++++ Materials provided

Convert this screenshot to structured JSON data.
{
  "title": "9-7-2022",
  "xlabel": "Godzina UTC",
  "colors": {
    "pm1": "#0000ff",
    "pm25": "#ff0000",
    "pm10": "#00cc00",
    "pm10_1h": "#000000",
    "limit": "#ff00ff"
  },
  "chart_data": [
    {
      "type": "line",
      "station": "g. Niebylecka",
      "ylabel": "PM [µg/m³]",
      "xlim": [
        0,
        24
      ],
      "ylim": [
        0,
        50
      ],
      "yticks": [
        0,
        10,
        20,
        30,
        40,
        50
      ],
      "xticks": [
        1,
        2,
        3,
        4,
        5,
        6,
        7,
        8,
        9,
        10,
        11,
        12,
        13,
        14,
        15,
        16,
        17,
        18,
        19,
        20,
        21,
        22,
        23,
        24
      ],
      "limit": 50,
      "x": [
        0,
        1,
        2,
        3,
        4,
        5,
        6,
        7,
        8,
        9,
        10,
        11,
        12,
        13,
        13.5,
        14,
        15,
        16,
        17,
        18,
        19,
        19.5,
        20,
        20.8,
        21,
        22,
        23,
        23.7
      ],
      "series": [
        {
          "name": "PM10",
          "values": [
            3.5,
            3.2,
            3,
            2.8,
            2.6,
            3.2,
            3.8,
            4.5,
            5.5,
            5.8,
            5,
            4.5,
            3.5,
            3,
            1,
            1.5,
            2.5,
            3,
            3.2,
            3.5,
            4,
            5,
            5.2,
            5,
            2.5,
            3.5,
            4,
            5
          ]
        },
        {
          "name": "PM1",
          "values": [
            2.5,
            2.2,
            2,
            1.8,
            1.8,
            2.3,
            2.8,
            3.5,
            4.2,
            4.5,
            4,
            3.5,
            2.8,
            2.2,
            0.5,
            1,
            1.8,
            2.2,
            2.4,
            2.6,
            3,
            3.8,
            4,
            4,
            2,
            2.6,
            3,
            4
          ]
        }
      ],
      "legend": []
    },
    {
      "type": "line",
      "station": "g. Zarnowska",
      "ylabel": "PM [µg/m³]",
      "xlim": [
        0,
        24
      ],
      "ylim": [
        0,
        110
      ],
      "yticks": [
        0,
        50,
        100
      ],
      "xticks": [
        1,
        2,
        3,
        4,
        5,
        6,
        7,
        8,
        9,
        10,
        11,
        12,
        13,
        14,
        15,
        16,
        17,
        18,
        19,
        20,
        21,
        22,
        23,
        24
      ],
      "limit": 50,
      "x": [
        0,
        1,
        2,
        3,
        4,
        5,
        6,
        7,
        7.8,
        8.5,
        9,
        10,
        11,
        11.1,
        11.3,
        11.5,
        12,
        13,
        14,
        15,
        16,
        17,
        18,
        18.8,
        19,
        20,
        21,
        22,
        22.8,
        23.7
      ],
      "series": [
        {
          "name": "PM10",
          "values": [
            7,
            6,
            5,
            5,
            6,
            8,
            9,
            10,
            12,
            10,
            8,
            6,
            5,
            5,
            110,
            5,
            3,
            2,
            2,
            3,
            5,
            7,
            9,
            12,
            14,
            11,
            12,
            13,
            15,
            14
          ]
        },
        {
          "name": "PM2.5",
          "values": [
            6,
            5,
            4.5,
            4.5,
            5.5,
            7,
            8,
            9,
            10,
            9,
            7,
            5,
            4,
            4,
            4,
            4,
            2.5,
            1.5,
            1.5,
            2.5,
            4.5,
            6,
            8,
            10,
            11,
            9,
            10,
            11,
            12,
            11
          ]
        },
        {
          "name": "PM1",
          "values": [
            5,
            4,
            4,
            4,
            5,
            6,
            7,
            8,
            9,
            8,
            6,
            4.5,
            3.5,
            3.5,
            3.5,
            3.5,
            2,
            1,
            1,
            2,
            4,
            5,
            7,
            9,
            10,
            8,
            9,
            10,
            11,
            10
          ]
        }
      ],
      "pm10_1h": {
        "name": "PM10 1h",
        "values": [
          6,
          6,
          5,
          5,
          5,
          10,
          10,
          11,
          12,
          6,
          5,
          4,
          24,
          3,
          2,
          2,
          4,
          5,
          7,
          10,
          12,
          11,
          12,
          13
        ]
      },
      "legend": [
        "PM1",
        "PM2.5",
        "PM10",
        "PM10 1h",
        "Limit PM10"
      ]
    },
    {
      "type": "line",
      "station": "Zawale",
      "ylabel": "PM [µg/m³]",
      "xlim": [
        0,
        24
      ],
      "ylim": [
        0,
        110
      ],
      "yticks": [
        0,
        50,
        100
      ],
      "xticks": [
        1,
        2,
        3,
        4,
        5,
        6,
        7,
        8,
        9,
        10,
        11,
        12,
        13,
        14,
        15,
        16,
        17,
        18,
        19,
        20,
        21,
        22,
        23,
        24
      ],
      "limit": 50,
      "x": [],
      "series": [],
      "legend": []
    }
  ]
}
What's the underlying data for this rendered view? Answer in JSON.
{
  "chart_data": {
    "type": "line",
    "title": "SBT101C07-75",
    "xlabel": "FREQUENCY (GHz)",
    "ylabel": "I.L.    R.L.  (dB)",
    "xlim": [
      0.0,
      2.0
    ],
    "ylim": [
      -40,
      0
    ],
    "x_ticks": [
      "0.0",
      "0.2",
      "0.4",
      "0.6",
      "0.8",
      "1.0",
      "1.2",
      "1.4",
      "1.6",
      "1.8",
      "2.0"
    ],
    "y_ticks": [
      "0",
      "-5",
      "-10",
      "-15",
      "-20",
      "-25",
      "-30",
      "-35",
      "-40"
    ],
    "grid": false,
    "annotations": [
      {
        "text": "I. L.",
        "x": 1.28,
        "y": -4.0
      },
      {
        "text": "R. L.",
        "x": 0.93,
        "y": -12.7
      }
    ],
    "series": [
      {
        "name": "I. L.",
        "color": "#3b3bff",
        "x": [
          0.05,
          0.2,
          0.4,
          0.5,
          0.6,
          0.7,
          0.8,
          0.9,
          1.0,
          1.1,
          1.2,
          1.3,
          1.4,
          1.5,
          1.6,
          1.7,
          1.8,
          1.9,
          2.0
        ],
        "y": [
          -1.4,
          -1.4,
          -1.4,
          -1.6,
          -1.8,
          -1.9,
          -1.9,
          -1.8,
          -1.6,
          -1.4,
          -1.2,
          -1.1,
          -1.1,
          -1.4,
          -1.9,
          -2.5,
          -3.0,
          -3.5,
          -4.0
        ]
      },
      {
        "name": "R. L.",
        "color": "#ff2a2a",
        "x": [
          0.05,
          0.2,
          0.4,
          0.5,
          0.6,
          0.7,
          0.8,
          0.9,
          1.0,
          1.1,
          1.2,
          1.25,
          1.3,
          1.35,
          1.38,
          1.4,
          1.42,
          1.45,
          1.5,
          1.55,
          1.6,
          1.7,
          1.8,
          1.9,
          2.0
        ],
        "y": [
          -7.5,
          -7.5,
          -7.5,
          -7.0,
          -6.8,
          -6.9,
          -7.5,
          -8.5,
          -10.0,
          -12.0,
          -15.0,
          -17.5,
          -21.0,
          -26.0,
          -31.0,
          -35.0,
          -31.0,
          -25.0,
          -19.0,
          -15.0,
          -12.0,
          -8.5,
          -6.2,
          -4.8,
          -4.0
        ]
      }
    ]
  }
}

++++++++

Set exercise: Copy out the whole listing exactly; please set it all down.

Response to the exercise:
Convert this screenshot to structured JSON data.
{
  "title": "9-7-2022",
  "xlabel": "Godzina UTC",
  "colors": {
    "pm1": "#0000ff",
    "pm25": "#ff0000",
    "pm10": "#00cc00",
    "pm10_1h": "#000000",
    "limit": "#ff00ff"
  },
  "chart_data": [
    {
      "type": "line",
      "station": "g. Niebylecka",
      "ylabel": "PM [µg/m³]",
      "xlim": [
        0,
        24
      ],
      "ylim": [
        0,
        50
      ],
      "yticks": [
        0,
        10,
        20,
        30,
        40,
        50
      ],
      "xticks": [
        1,
        2,
        3,
        4,
        5,
        6,
        7,
        8,
        9,
        10,
        11,
        12,
        13,
        14,
        15,
        16,
        17,
        18,
        19,
        20,
        21,
        22,
        23,
        24
      ],
      "limit": 50,
      "x": [
        0,
        1,
        2,
        3,
        4,
        5,
        6,
        7,
        8,
        9,
        10,
        11,
        12,
        13,
        13.5,
        14,
        15,
        16,
        17,
        18,
        19,
        19.5,
        20,
        20.8,
        21,
        22,
        23,
        23.7
      ],
      "series": [
        {
          "name": "PM10",
          "values": [
            3.5,
            3.2,
            3,
            2.8,
            2.6,
            3.2,
            3.8,
            4.5,
            5.5,
            5.8,
            5,
            4.5,
            3.5,
            3,
            1,
            1.5,
            2.5,
            3,
            3.2,
            3.5,
            4,
            5,
            5.2,
            5,
            2.5,
            3.5,
            4,
            5
          ]
        },
        {
          "name": "PM1",
          "values": [
            2.5,
            2.2,
            2,
            1.8,
            1.8,
            2.3,
            2.8,
            3.5,
            4.2,
            4.5,
            4,
            3.5,
            2.8,
            2.2,
            0.5,
            1,
            1.8,
            2.2,
            2.4,
            2.6,
            3,
            3.8,
            4,
            4,
            2,
            2.6,
            3,
            4
          ]
        }
      ],
      "legend": []
    },
    {
      "type": "line",
      "station": "g. Zarnowska",
      "ylabel": "PM [µg/m³]",
      "xlim": [
        0,
        24
      ],
      "ylim": [
        0,
        110
      ],
      "yticks": [
        0,
        50,
        100
      ],
      "xticks": [
        1,
        2,
        3,
        4,
        5,
        6,
        7,
        8,
        9,
        10,
        11,
        12,
        13,
        14,
        15,
        16,
        17,
        18,
        19,
        20,
        21,
        22,
        23,
        24
      ],
      "limit": 50,
      "x": [
        0,
        1,
        2,
        3,
        4,
        5,
        6,
        7,
        7.8,
        8.5,
        9,
        10,
        11,
        11.1,
        11.3,
        11.5,
        12,
        13,
        14,
        15,
        16,
        17,
        18,
        18.8,
        19,
        20,
        21,
        22,
        22.8,
        23.7
      ],
      "series": [
        {
          "name": "PM10",
          "values": [
            7,
            6,
            5,
            5,
            6,
            8,
            9,
            10,
            12,
            10,
            8,
            6,
            5,
            5,
            110,
            5,
            3,
            2,
            2,
            3,
            5,
            7,
            9,
            12,
            14,
            11,
            12,
            13,
            15,
            14
          ]
        },
        {
          "name": "PM2.5",
          "values": [
            6,
            5,
            4.5,
            4.5,
            5.5,
            7,
            8,
            9,
            10,
            9,
            7,
            5,
            4,
            4,
            4,
            4,
            2.5,
            1.5,
            1.5,
            2.5,
            4.5,
            6,
            8,
            10,
            11,
            9,
            10,
            11,
            12,
            11
          ]
        },
        {
          "name": "PM1",
          "values": [
            5,
            4,
            4,
            4,
            5,
            6,
            7,
            8,
            9,
            8,
            6,
            4.5,
            3.5,
            3.5,
            3.5,
            3.5,
            2,
            1,
            1,
            2,
            4,
            5,
            7,
            9,
            10,
            8,
            9,
            10,
            11,
            10
          ]
        }
      ],
      "pm10_1h": {
        "name": "PM10 1h",
        "values": [
          6,
          6,
          5,
          5,
          5,
          10,
          10,
          11,
          12,
          6,
          5,
          4,
          24,
          3,
          2,
          2,
          4,
          5,
          7,
          10,
          12,
          11,
          12,
          13
        ]
      },
      "legend": [
        "PM1",
        "PM2.5",
        "PM10",
        "PM10 1h",
        "Limit PM10"
      ]
    },
    {
      "type": "line",
      "station": "Zawale",
      "ylabel": "PM [µg/m³]",
      "xlim": [
        0,
        24
      ],
      "ylim": [
        0,
        110
      ],
      "yticks": [
        0,
        50,
        100
      ],
      "xticks": [
        1,
        2,
        3,
        4,
        5,
        6,
        7,
        8,
        9,
        10,
        11,
        12,
        13,
        14,
        15,
        16,
        17,
        18,
        19,
        20,
        21,
        22,
        23,
        24
      ],
      "limit": 50,
      "x": [],
      "series": [],
      "legend": []
    }
  ]
}
What's the underlying data for this rendered view? Answer in JSON.
{
  "chart_data": {
    "type": "line",
    "title": "SBT101C07-75",
    "xlabel": "FREQUENCY (GHz)",
    "ylabel": "I.L.    R.L.  (dB)",
    "xlim": [
      0.0,
      2.0
    ],
    "ylim": [
      -40,
      0
    ],
    "x_ticks": [
      "0.0",
      "0.2",
      "0.4",
      "0.6",
      "0.8",
      "1.0",
      "1.2",
      "1.4",
      "1.6",
      "1.8",
      "2.0"
    ],
    "y_ticks": [
      "0",
      "-5",
      "-10",
      "-15",
      "-20",
      "-25",
      "-30",
      "-35",
      "-40"
    ],
    "grid": false,
    "annotations": [
      {
        "text": "I. L.",
        "x": 1.28,
        "y": -4.0
      },
      {
        "text": "R. L.",
        "x": 0.93,
        "y": -12.7
      }
    ],
    "series": [
      {
        "name": "I. L.",
        "color": "#3b3bff",
        "x": [
          0.05,
          0.2,
          0.4,
          0.5,
          0.6,
          0.7,
          0.8,
          0.9,
          1.0,
          1.1,
          1.2,
          1.3,
          1.4,
          1.5,
          1.6,
          1.7,
          1.8,
          1.9,
          2.0
        ],
        "y": [
          -1.4,
          -1.4,
          -1.4,
          -1.6,
          -1.8,
          -1.9,
          -1.9,
          -1.8,
          -1.6,
          -1.4,
          -1.2,
          -1.1,
          -1.1,
          -1.4,
          -1.9,
          -2.5,
          -3.0,
          -3.5,
          -4.0
        ]
      },
      {
        "name": "R. L.",
        "color": "#ff2a2a",
        "x": [
          0.05,
          0.2,
          0.4,
          0.5,
          0.6,
          0.7,
          0.8,
          0.9,
          1.0,
          1.1,
          1.2,
          1.25,
          1.3,
          1.35,
          1.38,
          1.4,
          1.42,
          1.45,
          1.5,
          1.55,
          1.6,
          1.7,
          1.8,
          1.9,
          2.0
        ],
        "y": [
          -7.5,
          -7.5,
          -7.5,
          -7.0,
          -6.8,
          -6.9,
          -7.5,
          -8.5,
          -10.0,
          -12.0,
          -15.0,
          -17.5,
          -21.0,
          -26.0,
          -31.0,
          -35.0,
          -31.0,
          -25.0,
          -19.0,
          -15.0,
          -12.0,
          -8.5,
          -6.2,
          -4.8,
          -4.0
        ]
      }
    ]
  }
}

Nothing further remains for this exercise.